Start of Records supplied

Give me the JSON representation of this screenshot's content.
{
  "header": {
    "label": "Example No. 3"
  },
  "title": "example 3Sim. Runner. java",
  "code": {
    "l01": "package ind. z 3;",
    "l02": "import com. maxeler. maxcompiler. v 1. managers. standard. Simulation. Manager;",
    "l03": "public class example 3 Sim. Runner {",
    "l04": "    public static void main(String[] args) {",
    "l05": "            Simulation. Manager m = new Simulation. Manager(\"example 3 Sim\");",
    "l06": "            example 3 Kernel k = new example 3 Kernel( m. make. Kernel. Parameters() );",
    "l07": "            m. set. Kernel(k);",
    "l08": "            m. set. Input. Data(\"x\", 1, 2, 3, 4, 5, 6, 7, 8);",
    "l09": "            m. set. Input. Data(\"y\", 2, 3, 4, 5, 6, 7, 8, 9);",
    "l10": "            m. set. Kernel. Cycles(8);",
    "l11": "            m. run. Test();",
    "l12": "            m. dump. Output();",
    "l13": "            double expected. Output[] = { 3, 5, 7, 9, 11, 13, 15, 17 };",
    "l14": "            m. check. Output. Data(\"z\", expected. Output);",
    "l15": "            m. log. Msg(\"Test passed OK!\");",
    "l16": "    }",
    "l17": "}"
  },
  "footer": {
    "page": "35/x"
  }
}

End of Records supplied
Start of Records supplied

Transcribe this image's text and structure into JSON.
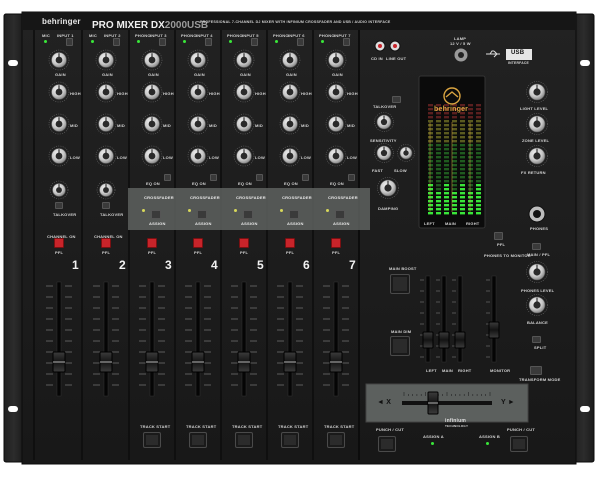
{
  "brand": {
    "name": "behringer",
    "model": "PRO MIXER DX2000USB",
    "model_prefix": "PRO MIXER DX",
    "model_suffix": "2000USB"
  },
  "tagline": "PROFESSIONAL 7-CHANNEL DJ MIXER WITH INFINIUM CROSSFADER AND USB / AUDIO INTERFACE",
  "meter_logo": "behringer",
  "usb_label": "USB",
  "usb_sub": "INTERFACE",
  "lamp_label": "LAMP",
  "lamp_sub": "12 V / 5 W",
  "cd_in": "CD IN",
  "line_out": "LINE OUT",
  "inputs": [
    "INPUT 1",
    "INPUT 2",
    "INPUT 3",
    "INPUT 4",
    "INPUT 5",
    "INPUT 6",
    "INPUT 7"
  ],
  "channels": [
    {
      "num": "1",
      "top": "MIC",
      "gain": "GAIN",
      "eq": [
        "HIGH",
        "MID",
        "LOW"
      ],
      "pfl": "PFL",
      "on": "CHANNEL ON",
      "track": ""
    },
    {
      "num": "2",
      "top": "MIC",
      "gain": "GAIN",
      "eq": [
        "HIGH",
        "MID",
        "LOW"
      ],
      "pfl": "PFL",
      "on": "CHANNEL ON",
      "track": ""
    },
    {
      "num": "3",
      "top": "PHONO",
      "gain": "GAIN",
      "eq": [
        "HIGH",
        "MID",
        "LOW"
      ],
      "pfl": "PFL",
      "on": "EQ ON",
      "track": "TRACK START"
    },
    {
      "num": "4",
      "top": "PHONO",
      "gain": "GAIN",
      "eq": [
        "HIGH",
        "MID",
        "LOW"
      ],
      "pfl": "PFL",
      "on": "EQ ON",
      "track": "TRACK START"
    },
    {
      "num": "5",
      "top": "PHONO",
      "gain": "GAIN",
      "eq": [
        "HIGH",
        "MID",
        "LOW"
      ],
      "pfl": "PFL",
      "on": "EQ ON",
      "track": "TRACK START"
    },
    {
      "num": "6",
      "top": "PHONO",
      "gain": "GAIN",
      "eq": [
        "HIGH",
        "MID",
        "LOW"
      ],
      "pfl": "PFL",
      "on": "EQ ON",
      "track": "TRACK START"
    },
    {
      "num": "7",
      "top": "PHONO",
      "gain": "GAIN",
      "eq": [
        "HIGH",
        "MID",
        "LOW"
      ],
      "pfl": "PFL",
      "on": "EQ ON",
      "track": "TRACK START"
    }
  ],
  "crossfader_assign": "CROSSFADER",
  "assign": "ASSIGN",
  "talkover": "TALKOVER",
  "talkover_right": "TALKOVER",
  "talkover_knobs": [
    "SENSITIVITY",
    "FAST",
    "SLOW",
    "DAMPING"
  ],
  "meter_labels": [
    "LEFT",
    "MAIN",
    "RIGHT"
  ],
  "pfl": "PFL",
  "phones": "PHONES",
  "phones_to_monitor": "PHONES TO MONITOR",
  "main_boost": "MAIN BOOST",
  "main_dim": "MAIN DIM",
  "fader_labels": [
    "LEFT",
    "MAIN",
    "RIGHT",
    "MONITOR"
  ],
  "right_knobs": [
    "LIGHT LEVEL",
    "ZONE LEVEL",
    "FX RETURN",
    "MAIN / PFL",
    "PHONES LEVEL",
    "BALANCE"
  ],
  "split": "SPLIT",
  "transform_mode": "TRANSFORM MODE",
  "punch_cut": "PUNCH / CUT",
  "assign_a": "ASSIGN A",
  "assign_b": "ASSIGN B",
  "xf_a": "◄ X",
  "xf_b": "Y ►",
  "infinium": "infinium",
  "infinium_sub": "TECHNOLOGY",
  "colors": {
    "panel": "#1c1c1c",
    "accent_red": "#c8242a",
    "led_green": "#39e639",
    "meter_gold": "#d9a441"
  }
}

End of Records supplied

Challenge:
Among the lines of the data, identify those with the word "Simulation". Copy each of them.

Exercise result:
    "l02": "import com. maxeler. maxcompiler. v 1. managers. standard. Simulation. Manager;",
    "l05": "            Simulation. Manager m = new Simulation. Manager(\"example 3 Sim\");",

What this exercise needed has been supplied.